What is expected ▸ Show every line below where "Boomerang" can be found.

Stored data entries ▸
________________
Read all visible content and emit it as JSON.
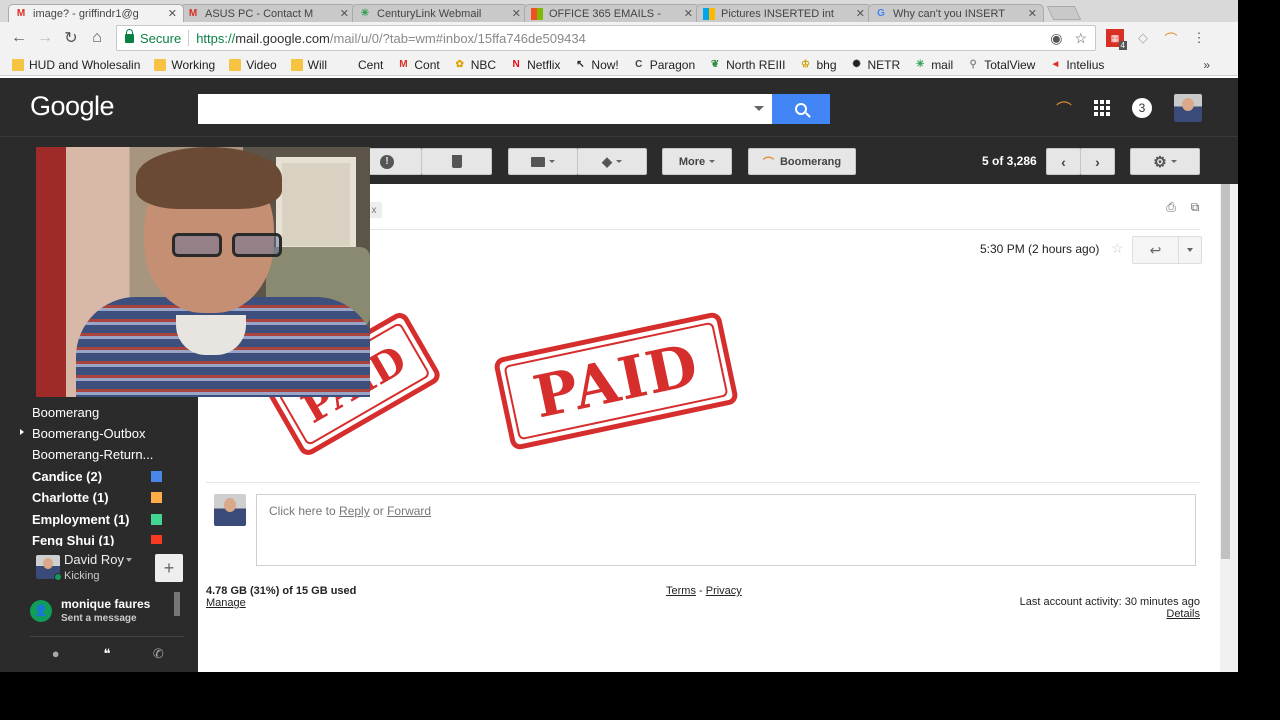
{
  "browser": {
    "tabs": [
      {
        "title": "image? - griffindr1@g",
        "icon": "gmail-icon",
        "active": true
      },
      {
        "title": "ASUS PC - Contact M",
        "icon": "gmail-icon",
        "active": false
      },
      {
        "title": "CenturyLink Webmail",
        "icon": "centurylink-icon",
        "active": false
      },
      {
        "title": "OFFICE 365 EMAILS - ",
        "icon": "office-icon",
        "active": false
      },
      {
        "title": "Pictures INSERTED int",
        "icon": "office-icon",
        "active": false
      },
      {
        "title": "Why can't you INSERT",
        "icon": "google-icon",
        "active": false
      }
    ],
    "secure_label": "Secure",
    "url_scheme": "https://",
    "url_host": "mail.google.com",
    "url_path": "/mail/u/0/?tab=wm#inbox/15ffa746de509434",
    "ext_badge": "4",
    "bookmarks": [
      {
        "label": "HUD and Wholesalin",
        "icon": "folder-icon"
      },
      {
        "label": "Working",
        "icon": "folder-icon"
      },
      {
        "label": "Video",
        "icon": "folder-icon"
      },
      {
        "label": "Will",
        "icon": "folder-icon"
      },
      {
        "label": "Cent",
        "icon": "blank-icon"
      },
      {
        "label": "Cont",
        "icon": "gmail-icon"
      },
      {
        "label": "NBC",
        "icon": "nbc-icon"
      },
      {
        "label": "Netflix",
        "icon": "netflix-icon"
      },
      {
        "label": "Now!",
        "icon": "cursor-icon"
      },
      {
        "label": "Paragon",
        "icon": "paragon-icon"
      },
      {
        "label": "North REIII",
        "icon": "leaf-icon"
      },
      {
        "label": "bhg",
        "icon": "bhg-icon"
      },
      {
        "label": "NETR",
        "icon": "netr-icon"
      },
      {
        "label": "mail",
        "icon": "centurylink-icon"
      },
      {
        "label": "TotalView",
        "icon": "search-icon"
      },
      {
        "label": "Intelius",
        "icon": "intelius-icon"
      }
    ],
    "bookmarks_more": "»"
  },
  "gmail": {
    "logo": "Google",
    "search_placeholder": "",
    "notification_count": "3",
    "actions": {
      "more_label": "More",
      "boomerang_label": "Boomerang",
      "count_label": "5 of 3,286"
    },
    "nav_labels": [
      {
        "label": "Boomerang",
        "bold": false,
        "color": null
      },
      {
        "label": "Boomerang-Outbox",
        "bold": false,
        "color": null,
        "expandable": true
      },
      {
        "label": "Boomerang-Return...",
        "bold": false,
        "color": null
      },
      {
        "label": "Candice (2)",
        "bold": true,
        "color": "#4986e7"
      },
      {
        "label": "Charlotte (1)",
        "bold": true,
        "color": "#ffad46"
      },
      {
        "label": "Employment (1)",
        "bold": true,
        "color": "#42d692"
      },
      {
        "label": "Feng Shui (1)",
        "bold": true,
        "color": "#f83a22"
      }
    ],
    "chat": {
      "me_name": "David Roy",
      "me_status": "Kicking",
      "contact_name": "monique faures",
      "contact_status": "Sent a message"
    },
    "message": {
      "timestamp": "5:30 PM (2 hours ago)",
      "stamp_text": "PAID",
      "reply_prefix": "Click here to ",
      "reply_link": "Reply",
      "reply_or": " or ",
      "forward_link": "Forward"
    },
    "footer": {
      "storage": "4.78 GB (31%) of 15 GB used",
      "manage": "Manage",
      "terms": "Terms",
      "dash": " - ",
      "privacy": "Privacy",
      "activity": "Last account activity: 30 minutes ago",
      "details": "Details"
    }
  },
  "colors": {
    "stamp_red": "#d62d2d",
    "gmail_dark": "#2b2b2b",
    "search_blue": "#4285f4"
  }
}
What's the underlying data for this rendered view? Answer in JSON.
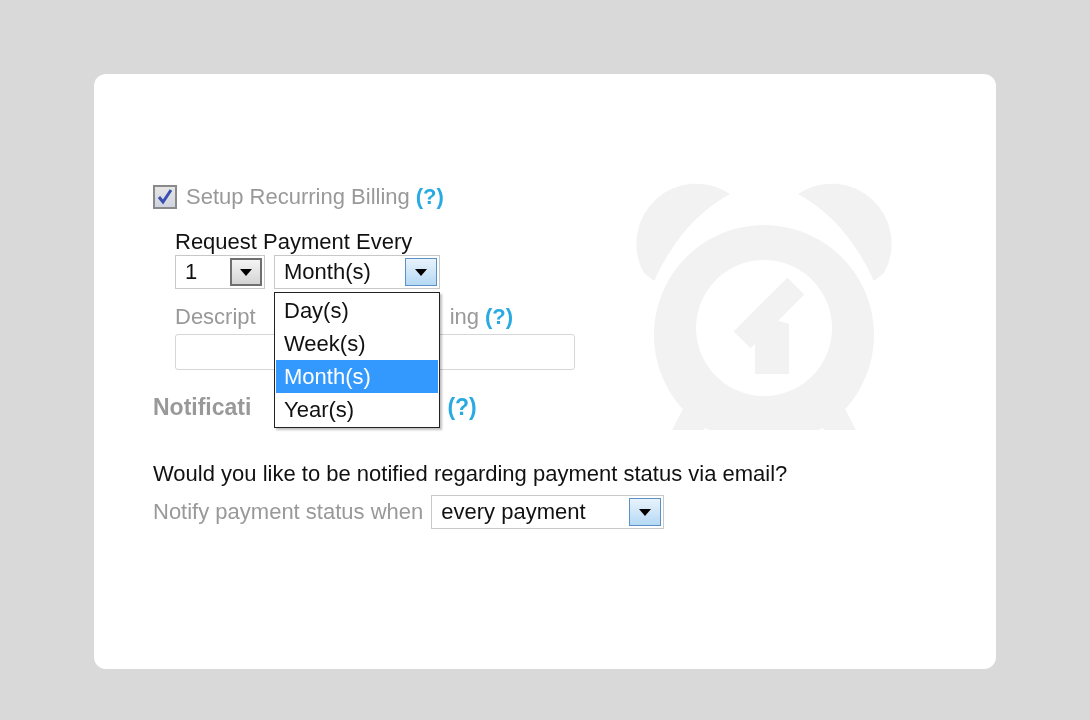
{
  "recurring": {
    "label": "Setup Recurring Billing",
    "checked": true,
    "help": "(?)",
    "interval_label": "Request Payment Every",
    "count_select": {
      "value": "1",
      "focused": false
    },
    "unit_select": {
      "value": "Month(s)",
      "focused": true,
      "expanded": true,
      "options": [
        {
          "label": "Day(s)",
          "selected": false
        },
        {
          "label": "Week(s)",
          "selected": false
        },
        {
          "label": "Month(s)",
          "selected": true
        },
        {
          "label": "Year(s)",
          "selected": false
        }
      ]
    },
    "description_label_parts": [
      "Descript",
      "ing"
    ],
    "description_help": "(?)"
  },
  "notification": {
    "heading": "Notificati",
    "help": "(?)",
    "question": "Would you like to be notified regarding payment status via email?",
    "when_label": "Notify payment status when",
    "when_select": {
      "value": "every payment",
      "focused": true
    }
  }
}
________________
The completed task ▸
      "boomerang_label": "Boomerang",
        "label": "Boomerang",
        "label": "Boomerang-Outbox",
        "label": "Boomerang-Return...",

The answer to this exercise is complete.